- [Exercise description]: Show each line that has the string "accel" in it.

- [Exercise material]:
START
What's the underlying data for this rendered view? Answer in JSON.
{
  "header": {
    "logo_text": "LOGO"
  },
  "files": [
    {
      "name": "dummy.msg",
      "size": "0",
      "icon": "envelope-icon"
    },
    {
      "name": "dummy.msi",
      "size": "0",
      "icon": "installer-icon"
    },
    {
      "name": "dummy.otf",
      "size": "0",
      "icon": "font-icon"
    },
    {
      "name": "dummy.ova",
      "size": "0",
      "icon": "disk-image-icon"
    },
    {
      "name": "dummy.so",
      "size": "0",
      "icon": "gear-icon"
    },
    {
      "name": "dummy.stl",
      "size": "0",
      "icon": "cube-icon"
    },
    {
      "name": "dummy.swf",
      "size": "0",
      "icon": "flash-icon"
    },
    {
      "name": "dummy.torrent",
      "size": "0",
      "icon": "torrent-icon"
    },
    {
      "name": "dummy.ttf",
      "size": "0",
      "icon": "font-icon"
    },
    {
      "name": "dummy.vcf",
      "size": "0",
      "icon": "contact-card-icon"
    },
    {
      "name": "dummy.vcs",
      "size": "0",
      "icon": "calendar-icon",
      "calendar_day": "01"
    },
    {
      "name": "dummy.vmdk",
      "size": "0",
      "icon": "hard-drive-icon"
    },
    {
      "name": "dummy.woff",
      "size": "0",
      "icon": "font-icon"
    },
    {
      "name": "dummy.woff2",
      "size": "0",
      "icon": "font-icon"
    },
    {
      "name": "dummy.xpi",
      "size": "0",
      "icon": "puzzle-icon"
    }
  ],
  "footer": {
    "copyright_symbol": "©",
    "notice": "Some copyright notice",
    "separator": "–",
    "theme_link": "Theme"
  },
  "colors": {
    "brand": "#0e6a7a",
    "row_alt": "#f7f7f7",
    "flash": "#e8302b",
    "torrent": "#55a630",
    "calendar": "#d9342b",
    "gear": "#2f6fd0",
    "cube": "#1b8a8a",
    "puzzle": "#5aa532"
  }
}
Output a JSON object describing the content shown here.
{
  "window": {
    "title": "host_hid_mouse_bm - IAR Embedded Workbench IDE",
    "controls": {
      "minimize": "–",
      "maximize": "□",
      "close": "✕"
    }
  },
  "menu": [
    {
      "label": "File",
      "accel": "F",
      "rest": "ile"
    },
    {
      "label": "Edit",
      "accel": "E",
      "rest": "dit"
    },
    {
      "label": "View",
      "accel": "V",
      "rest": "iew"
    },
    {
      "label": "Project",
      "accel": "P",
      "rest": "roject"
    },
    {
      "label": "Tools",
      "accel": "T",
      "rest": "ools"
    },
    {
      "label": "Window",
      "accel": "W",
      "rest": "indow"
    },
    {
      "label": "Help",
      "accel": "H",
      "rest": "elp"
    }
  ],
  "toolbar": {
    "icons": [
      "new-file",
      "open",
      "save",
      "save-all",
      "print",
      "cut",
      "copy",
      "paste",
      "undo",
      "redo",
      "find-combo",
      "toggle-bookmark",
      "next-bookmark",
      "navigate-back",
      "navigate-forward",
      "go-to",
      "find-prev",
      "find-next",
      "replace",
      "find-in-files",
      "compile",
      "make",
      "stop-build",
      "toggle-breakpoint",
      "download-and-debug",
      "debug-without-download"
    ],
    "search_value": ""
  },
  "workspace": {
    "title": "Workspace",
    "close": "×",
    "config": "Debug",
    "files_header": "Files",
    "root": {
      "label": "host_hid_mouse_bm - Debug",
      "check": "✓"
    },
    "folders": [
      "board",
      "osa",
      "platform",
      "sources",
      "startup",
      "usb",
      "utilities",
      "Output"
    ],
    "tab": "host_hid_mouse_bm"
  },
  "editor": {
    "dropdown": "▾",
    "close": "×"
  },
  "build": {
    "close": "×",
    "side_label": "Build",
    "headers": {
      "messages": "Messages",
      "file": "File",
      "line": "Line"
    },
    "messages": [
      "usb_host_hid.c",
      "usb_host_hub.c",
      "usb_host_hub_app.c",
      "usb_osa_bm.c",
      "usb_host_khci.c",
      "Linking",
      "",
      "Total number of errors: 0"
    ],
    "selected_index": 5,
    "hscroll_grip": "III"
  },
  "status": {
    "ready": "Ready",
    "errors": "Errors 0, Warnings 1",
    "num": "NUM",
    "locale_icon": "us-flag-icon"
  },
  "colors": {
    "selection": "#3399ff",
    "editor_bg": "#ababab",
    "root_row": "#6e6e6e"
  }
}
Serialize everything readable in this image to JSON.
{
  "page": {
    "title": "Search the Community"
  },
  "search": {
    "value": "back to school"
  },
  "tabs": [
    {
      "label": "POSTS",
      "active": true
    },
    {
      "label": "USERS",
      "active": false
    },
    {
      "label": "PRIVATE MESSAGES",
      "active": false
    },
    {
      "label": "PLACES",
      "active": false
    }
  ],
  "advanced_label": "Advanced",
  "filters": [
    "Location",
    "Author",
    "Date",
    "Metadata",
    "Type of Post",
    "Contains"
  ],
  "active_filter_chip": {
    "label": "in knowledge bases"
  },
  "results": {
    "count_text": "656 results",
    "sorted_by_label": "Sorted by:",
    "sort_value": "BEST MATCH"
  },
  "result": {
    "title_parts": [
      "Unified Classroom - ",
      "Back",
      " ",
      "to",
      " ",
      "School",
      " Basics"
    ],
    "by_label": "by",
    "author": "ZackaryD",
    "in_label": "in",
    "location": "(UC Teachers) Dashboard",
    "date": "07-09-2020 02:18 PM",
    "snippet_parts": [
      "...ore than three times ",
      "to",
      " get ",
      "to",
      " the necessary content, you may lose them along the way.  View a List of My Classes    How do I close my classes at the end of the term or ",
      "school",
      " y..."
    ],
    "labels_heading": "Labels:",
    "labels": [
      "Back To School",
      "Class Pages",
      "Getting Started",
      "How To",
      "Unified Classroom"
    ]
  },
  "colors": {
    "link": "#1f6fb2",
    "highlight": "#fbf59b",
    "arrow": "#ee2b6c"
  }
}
END
- [Exercise solution]:
      "accel": "F",
      "accel": "E",
      "accel": "V",
      "accel": "P",
      "accel": "T",
      "accel": "W",
      "accel": "H",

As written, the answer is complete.